Start of Material for this exercise
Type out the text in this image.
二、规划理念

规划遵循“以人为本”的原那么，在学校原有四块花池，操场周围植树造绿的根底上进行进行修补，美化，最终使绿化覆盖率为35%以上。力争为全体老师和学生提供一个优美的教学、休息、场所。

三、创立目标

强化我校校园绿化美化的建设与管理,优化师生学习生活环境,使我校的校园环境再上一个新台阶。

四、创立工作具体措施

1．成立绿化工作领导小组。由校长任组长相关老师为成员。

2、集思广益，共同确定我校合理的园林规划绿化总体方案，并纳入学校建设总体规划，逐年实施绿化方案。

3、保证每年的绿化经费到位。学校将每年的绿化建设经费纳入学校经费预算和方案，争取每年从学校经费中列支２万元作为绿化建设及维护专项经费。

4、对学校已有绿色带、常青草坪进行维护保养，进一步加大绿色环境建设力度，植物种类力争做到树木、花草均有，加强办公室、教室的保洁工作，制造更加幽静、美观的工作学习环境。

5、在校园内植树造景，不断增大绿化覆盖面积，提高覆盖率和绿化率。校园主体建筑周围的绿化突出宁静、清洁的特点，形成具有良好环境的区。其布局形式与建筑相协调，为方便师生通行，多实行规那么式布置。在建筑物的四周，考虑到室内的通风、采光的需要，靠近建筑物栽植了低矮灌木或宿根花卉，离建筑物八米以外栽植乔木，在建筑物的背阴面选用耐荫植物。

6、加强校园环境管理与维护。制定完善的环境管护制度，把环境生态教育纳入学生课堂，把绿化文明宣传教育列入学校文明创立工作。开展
End of Material for this exercise
» Aim of the exercise: Output each record precisely as given.

» The solution:
Type out the text in this image.
二、规划理念

规划遵循“以人为本”的原那么，在学校原有四块花池，操场周围植树造绿的根底上进行进行修补，美化，最终使绿化覆盖率为35%以上。力争为全体老师和学生提供一个优美的教学、休息、场所。

三、创立目标

强化我校校园绿化美化的建设与管理,优化师生学习生活环境,使我校的校园环境再上一个新台阶。

四、创立工作具体措施

1．成立绿化工作领导小组。由校长任组长相关老师为成员。

2、集思广益，共同确定我校合理的园林规划绿化总体方案，并纳入学校建设总体规划，逐年实施绿化方案。

3、保证每年的绿化经费到位。学校将每年的绿化建设经费纳入学校经费预算和方案，争取每年从学校经费中列支２万元作为绿化建设及维护专项经费。

4、对学校已有绿色带、常青草坪进行维护保养，进一步加大绿色环境建设力度，植物种类力争做到树木、花草均有，加强办公室、教室的保洁工作，制造更加幽静、美观的工作学习环境。

5、在校园内植树造景，不断增大绿化覆盖面积，提高覆盖率和绿化率。校园主体建筑周围的绿化突出宁静、清洁的特点，形成具有良好环境的区。其布局形式与建筑相协调，为方便师生通行，多实行规那么式布置。在建筑物的四周，考虑到室内的通风、采光的需要，靠近建筑物栽植了低矮灌木或宿根花卉，离建筑物八米以外栽植乔木，在建筑物的背阴面选用耐荫植物。

6、加强校园环境管理与维护。制定完善的环境管护制度，把环境生态教育纳入学生课堂，把绿化文明宣传教育列入学校文明创立工作。开展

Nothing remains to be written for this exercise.